### EXERCISE BRIEF
Check each line of the records below for the string "screenshot", then state how many lines contain it, with no other output.

### MATERIAL SHOWN
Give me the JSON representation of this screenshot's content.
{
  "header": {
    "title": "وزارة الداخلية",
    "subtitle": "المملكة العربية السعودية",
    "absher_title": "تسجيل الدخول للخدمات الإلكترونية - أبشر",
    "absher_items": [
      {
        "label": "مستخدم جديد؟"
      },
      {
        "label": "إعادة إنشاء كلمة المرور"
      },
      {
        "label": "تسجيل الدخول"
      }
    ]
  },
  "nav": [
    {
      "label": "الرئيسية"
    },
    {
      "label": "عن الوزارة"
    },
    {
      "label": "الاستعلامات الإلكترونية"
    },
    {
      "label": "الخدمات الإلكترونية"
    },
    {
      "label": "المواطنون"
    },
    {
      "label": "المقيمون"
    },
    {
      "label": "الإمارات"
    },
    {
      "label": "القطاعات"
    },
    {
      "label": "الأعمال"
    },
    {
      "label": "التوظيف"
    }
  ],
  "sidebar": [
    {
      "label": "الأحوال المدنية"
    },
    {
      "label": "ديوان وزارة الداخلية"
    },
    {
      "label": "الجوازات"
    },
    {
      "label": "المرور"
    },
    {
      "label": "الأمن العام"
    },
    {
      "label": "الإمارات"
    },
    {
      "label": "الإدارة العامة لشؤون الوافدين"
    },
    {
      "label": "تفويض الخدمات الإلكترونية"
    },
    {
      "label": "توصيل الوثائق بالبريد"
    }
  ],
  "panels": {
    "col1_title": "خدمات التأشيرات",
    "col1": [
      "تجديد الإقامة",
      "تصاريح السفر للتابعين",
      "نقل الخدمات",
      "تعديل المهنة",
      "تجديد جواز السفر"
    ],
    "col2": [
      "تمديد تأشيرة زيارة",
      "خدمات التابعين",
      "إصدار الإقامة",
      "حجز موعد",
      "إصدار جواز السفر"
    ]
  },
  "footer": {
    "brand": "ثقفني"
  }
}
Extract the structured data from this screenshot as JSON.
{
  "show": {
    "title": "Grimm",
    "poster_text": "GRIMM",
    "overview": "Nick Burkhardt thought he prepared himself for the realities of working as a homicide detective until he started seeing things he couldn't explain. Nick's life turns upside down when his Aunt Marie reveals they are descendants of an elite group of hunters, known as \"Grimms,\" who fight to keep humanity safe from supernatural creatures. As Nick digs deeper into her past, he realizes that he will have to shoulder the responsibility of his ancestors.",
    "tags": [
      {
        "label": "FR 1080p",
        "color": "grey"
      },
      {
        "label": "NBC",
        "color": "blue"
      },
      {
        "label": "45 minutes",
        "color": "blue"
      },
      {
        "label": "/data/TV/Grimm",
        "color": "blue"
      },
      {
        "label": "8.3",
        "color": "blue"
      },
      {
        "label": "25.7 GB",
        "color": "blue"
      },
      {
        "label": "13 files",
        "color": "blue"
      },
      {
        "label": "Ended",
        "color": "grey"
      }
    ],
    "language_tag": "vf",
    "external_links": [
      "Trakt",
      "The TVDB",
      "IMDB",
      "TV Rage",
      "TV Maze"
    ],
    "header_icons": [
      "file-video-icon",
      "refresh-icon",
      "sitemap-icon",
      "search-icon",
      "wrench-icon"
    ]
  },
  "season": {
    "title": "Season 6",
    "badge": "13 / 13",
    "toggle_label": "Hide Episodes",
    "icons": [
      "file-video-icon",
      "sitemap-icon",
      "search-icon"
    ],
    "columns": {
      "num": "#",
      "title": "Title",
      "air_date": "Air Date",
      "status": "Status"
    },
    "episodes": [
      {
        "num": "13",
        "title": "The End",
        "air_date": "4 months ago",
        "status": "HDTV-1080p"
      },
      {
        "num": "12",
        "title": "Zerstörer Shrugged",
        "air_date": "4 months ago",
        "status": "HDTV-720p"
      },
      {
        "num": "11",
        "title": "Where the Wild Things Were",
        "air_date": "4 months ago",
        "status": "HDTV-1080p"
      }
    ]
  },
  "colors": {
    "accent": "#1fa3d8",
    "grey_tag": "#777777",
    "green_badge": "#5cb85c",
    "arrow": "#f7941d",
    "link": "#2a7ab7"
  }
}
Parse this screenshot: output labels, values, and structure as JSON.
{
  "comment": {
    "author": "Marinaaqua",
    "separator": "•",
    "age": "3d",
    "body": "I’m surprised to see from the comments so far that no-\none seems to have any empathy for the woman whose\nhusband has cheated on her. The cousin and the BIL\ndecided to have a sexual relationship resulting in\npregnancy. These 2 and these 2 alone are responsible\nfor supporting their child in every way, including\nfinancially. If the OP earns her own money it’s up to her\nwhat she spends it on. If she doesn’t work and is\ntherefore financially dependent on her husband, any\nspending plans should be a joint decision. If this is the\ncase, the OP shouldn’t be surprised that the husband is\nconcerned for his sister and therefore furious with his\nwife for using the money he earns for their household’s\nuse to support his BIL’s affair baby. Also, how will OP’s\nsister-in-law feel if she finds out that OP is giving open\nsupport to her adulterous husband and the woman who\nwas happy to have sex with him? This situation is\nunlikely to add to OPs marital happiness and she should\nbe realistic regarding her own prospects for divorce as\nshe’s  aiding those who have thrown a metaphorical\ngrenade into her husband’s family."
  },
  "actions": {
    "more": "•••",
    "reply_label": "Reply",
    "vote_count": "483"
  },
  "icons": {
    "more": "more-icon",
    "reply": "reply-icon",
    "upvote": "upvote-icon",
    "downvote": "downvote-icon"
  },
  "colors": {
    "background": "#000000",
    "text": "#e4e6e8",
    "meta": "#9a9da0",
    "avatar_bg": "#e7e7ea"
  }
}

### RESPONSE TO THIS TASK
3